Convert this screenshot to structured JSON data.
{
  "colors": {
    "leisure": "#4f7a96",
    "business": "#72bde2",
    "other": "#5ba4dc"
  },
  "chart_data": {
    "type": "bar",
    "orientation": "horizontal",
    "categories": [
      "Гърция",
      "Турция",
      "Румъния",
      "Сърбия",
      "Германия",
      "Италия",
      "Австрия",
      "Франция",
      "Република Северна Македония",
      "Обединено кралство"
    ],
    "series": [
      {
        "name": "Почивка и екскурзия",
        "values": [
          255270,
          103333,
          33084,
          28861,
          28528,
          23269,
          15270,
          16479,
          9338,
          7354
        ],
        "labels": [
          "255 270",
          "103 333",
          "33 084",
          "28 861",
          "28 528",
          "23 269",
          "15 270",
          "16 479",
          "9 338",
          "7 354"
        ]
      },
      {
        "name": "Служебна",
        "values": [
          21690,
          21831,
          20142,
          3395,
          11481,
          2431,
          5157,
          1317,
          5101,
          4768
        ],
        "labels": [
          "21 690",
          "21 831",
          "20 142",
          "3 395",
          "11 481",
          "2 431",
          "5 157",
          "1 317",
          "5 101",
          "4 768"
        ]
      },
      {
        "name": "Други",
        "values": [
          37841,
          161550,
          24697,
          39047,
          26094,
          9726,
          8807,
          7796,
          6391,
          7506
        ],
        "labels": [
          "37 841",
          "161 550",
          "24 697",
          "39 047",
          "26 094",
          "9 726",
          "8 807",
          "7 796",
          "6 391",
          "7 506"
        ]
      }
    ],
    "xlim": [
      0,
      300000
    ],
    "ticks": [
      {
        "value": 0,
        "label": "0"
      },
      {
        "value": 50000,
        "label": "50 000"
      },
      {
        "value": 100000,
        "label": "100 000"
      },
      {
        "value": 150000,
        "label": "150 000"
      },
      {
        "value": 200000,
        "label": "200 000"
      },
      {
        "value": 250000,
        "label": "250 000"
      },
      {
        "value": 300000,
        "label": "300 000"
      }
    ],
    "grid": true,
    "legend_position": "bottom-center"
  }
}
■ ■ ■ ■
* **TASK GOAL**
Write each line above out exactly.

* **THE ANSWER**
Convert this screenshot to structured JSON data.
{
  "colors": {
    "leisure": "#4f7a96",
    "business": "#72bde2",
    "other": "#5ba4dc"
  },
  "chart_data": {
    "type": "bar",
    "orientation": "horizontal",
    "categories": [
      "Гърция",
      "Турция",
      "Румъния",
      "Сърбия",
      "Германия",
      "Италия",
      "Австрия",
      "Франция",
      "Република Северна Македония",
      "Обединено кралство"
    ],
    "series": [
      {
        "name": "Почивка и екскурзия",
        "values": [
          255270,
          103333,
          33084,
          28861,
          28528,
          23269,
          15270,
          16479,
          9338,
          7354
        ],
        "labels": [
          "255 270",
          "103 333",
          "33 084",
          "28 861",
          "28 528",
          "23 269",
          "15 270",
          "16 479",
          "9 338",
          "7 354"
        ]
      },
      {
        "name": "Служебна",
        "values": [
          21690,
          21831,
          20142,
          3395,
          11481,
          2431,
          5157,
          1317,
          5101,
          4768
        ],
        "labels": [
          "21 690",
          "21 831",
          "20 142",
          "3 395",
          "11 481",
          "2 431",
          "5 157",
          "1 317",
          "5 101",
          "4 768"
        ]
      },
      {
        "name": "Други",
        "values": [
          37841,
          161550,
          24697,
          39047,
          26094,
          9726,
          8807,
          7796,
          6391,
          7506
        ],
        "labels": [
          "37 841",
          "161 550",
          "24 697",
          "39 047",
          "26 094",
          "9 726",
          "8 807",
          "7 796",
          "6 391",
          "7 506"
        ]
      }
    ],
    "xlim": [
      0,
      300000
    ],
    "ticks": [
      {
        "value": 0,
        "label": "0"
      },
      {
        "value": 50000,
        "label": "50 000"
      },
      {
        "value": 100000,
        "label": "100 000"
      },
      {
        "value": 150000,
        "label": "150 000"
      },
      {
        "value": 200000,
        "label": "200 000"
      },
      {
        "value": 250000,
        "label": "250 000"
      },
      {
        "value": 300000,
        "label": "300 000"
      }
    ],
    "grid": true,
    "legend_position": "bottom-center"
  }
}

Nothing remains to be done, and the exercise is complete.